== Requirement ==
All of the entries need to be written out again, exactly as they are.

== Exercise materials ==
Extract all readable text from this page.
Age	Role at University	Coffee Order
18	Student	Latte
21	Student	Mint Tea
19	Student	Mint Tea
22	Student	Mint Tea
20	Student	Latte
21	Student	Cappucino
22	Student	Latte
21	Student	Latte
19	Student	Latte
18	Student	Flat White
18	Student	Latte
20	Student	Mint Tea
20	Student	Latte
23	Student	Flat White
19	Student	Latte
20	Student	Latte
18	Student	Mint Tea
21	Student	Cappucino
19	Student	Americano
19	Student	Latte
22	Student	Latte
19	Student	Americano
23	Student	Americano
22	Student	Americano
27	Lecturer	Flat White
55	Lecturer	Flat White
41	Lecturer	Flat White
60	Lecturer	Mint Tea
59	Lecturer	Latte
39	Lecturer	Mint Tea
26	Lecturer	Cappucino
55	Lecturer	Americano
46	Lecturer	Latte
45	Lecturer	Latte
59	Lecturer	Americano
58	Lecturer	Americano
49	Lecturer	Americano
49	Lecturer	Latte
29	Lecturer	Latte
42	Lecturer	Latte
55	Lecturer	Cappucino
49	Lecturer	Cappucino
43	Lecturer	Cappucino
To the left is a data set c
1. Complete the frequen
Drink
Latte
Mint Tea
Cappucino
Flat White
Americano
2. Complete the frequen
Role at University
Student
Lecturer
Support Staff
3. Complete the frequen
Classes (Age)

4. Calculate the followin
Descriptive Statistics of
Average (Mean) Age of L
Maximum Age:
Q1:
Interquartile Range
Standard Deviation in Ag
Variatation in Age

== Solution to the exercise ==
Extract all readable text from this page.
Age	Role at University	Coffee Order
18	Student	Latte
21	Student	Mint Tea
19	Student	Mint Tea
22	Student	Mint Tea
20	Student	Latte
21	Student	Cappucino
22	Student	Latte
21	Student	Latte
19	Student	Latte
18	Student	Flat White
18	Student	Latte
20	Student	Mint Tea
20	Student	Latte
23	Student	Flat White
19	Student	Latte
20	Student	Latte
18	Student	Mint Tea
21	Student	Cappucino
19	Student	Americano
19	Student	Latte
22	Student	Latte
19	Student	Americano
23	Student	Americano
22	Student	Americano
27	Lecturer	Flat White
55	Lecturer	Flat White
41	Lecturer	Flat White
60	Lecturer	Mint Tea
59	Lecturer	Latte
39	Lecturer	Mint Tea
26	Lecturer	Cappucino
55	Lecturer	Americano
46	Lecturer	Latte
45	Lecturer	Latte
59	Lecturer	Americano
58	Lecturer	Americano
49	Lecturer	Americano
49	Lecturer	Latte
29	Lecturer	Latte
42	Lecturer	Latte
55	Lecturer	Cappucino
49	Lecturer	Cappucino
43	Lecturer	Cappucino
To the left is a data set c
1. Complete the frequen
Drink
Latte
Mint Tea
Cappucino
Flat White
Americano
2. Complete the frequen
Role at University
Student
Lecturer
Support Staff
3. Complete the frequen
Classes (Age)

4. Calculate the followin
Descriptive Statistics of
Average (Mean) Age of L
Maximum Age:
Q1:
Interquartile Range
Standard Deviation in Ag
Variatation in Age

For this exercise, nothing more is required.